▸ **TASK INPUT**
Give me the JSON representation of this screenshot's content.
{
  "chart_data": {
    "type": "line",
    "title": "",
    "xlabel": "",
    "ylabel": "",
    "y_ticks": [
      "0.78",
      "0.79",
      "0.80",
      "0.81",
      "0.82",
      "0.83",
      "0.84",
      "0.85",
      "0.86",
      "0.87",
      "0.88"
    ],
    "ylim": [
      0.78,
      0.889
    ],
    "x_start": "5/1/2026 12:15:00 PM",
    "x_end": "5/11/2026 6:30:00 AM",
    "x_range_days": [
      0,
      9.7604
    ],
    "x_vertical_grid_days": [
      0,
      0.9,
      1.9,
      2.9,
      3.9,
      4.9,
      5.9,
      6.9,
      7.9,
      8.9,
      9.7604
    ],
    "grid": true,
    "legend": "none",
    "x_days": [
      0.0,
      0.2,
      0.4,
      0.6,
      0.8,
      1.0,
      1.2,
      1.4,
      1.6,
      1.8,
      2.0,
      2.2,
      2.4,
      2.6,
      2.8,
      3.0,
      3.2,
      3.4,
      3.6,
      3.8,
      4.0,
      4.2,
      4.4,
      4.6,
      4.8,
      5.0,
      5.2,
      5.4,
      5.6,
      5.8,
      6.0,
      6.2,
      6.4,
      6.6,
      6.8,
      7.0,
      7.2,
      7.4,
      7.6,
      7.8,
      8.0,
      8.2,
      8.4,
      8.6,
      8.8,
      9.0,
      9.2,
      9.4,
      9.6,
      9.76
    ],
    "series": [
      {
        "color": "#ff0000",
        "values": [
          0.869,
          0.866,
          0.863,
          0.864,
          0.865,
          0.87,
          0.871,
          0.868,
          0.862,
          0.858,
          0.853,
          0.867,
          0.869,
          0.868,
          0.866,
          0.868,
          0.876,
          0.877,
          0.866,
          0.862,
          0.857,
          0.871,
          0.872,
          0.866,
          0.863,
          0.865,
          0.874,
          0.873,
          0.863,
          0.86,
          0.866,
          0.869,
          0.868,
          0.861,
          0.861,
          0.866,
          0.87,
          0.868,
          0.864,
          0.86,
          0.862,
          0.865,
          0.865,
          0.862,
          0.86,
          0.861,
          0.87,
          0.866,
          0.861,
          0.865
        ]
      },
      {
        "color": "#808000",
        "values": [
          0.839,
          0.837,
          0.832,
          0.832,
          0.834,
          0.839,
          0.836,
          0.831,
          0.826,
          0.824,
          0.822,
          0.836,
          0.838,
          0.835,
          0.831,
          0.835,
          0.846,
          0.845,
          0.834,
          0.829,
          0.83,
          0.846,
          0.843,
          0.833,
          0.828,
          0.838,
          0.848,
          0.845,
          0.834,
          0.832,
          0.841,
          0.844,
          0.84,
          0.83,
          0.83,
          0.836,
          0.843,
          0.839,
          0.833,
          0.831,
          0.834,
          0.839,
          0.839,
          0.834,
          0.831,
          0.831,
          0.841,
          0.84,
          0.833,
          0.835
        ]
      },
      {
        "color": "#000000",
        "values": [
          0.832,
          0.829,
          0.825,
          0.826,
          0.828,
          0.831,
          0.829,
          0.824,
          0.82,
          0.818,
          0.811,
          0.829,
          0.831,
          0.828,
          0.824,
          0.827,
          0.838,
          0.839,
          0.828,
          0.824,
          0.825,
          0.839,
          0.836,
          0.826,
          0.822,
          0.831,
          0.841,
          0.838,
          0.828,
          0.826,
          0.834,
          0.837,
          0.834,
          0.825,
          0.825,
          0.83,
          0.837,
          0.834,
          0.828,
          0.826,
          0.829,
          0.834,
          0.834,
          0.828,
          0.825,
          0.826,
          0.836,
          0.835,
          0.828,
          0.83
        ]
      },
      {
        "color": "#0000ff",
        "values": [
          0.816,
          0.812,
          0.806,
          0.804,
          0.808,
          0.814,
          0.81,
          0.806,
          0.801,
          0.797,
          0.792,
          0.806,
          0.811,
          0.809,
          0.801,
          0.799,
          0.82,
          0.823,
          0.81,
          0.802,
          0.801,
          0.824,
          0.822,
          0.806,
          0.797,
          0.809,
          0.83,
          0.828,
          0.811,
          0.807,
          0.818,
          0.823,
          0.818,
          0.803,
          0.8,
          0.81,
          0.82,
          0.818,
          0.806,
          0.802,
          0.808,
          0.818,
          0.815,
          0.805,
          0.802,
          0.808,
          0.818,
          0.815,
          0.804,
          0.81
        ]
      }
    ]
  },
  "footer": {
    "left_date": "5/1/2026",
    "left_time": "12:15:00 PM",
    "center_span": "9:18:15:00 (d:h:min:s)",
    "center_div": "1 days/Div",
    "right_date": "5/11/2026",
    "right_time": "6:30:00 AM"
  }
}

▸ **WORK TO DO**
Restate every record exactly, leaving nothing out.

▸ **EXERCISE OUTPUT**
Give me the JSON representation of this screenshot's content.
{
  "chart_data": {
    "type": "line",
    "title": "",
    "xlabel": "",
    "ylabel": "",
    "y_ticks": [
      "0.78",
      "0.79",
      "0.80",
      "0.81",
      "0.82",
      "0.83",
      "0.84",
      "0.85",
      "0.86",
      "0.87",
      "0.88"
    ],
    "ylim": [
      0.78,
      0.889
    ],
    "x_start": "5/1/2026 12:15:00 PM",
    "x_end": "5/11/2026 6:30:00 AM",
    "x_range_days": [
      0,
      9.7604
    ],
    "x_vertical_grid_days": [
      0,
      0.9,
      1.9,
      2.9,
      3.9,
      4.9,
      5.9,
      6.9,
      7.9,
      8.9,
      9.7604
    ],
    "grid": true,
    "legend": "none",
    "x_days": [
      0.0,
      0.2,
      0.4,
      0.6,
      0.8,
      1.0,
      1.2,
      1.4,
      1.6,
      1.8,
      2.0,
      2.2,
      2.4,
      2.6,
      2.8,
      3.0,
      3.2,
      3.4,
      3.6,
      3.8,
      4.0,
      4.2,
      4.4,
      4.6,
      4.8,
      5.0,
      5.2,
      5.4,
      5.6,
      5.8,
      6.0,
      6.2,
      6.4,
      6.6,
      6.8,
      7.0,
      7.2,
      7.4,
      7.6,
      7.8,
      8.0,
      8.2,
      8.4,
      8.6,
      8.8,
      9.0,
      9.2,
      9.4,
      9.6,
      9.76
    ],
    "series": [
      {
        "color": "#ff0000",
        "values": [
          0.869,
          0.866,
          0.863,
          0.864,
          0.865,
          0.87,
          0.871,
          0.868,
          0.862,
          0.858,
          0.853,
          0.867,
          0.869,
          0.868,
          0.866,
          0.868,
          0.876,
          0.877,
          0.866,
          0.862,
          0.857,
          0.871,
          0.872,
          0.866,
          0.863,
          0.865,
          0.874,
          0.873,
          0.863,
          0.86,
          0.866,
          0.869,
          0.868,
          0.861,
          0.861,
          0.866,
          0.87,
          0.868,
          0.864,
          0.86,
          0.862,
          0.865,
          0.865,
          0.862,
          0.86,
          0.861,
          0.87,
          0.866,
          0.861,
          0.865
        ]
      },
      {
        "color": "#808000",
        "values": [
          0.839,
          0.837,
          0.832,
          0.832,
          0.834,
          0.839,
          0.836,
          0.831,
          0.826,
          0.824,
          0.822,
          0.836,
          0.838,
          0.835,
          0.831,
          0.835,
          0.846,
          0.845,
          0.834,
          0.829,
          0.83,
          0.846,
          0.843,
          0.833,
          0.828,
          0.838,
          0.848,
          0.845,
          0.834,
          0.832,
          0.841,
          0.844,
          0.84,
          0.83,
          0.83,
          0.836,
          0.843,
          0.839,
          0.833,
          0.831,
          0.834,
          0.839,
          0.839,
          0.834,
          0.831,
          0.831,
          0.841,
          0.84,
          0.833,
          0.835
        ]
      },
      {
        "color": "#000000",
        "values": [
          0.832,
          0.829,
          0.825,
          0.826,
          0.828,
          0.831,
          0.829,
          0.824,
          0.82,
          0.818,
          0.811,
          0.829,
          0.831,
          0.828,
          0.824,
          0.827,
          0.838,
          0.839,
          0.828,
          0.824,
          0.825,
          0.839,
          0.836,
          0.826,
          0.822,
          0.831,
          0.841,
          0.838,
          0.828,
          0.826,
          0.834,
          0.837,
          0.834,
          0.825,
          0.825,
          0.83,
          0.837,
          0.834,
          0.828,
          0.826,
          0.829,
          0.834,
          0.834,
          0.828,
          0.825,
          0.826,
          0.836,
          0.835,
          0.828,
          0.83
        ]
      },
      {
        "color": "#0000ff",
        "values": [
          0.816,
          0.812,
          0.806,
          0.804,
          0.808,
          0.814,
          0.81,
          0.806,
          0.801,
          0.797,
          0.792,
          0.806,
          0.811,
          0.809,
          0.801,
          0.799,
          0.82,
          0.823,
          0.81,
          0.802,
          0.801,
          0.824,
          0.822,
          0.806,
          0.797,
          0.809,
          0.83,
          0.828,
          0.811,
          0.807,
          0.818,
          0.823,
          0.818,
          0.803,
          0.8,
          0.81,
          0.82,
          0.818,
          0.806,
          0.802,
          0.808,
          0.818,
          0.815,
          0.805,
          0.802,
          0.808,
          0.818,
          0.815,
          0.804,
          0.81
        ]
      }
    ]
  },
  "footer": {
    "left_date": "5/1/2026",
    "left_time": "12:15:00 PM",
    "center_span": "9:18:15:00 (d:h:min:s)",
    "center_div": "1 days/Div",
    "right_date": "5/11/2026",
    "right_time": "6:30:00 AM"
  }
}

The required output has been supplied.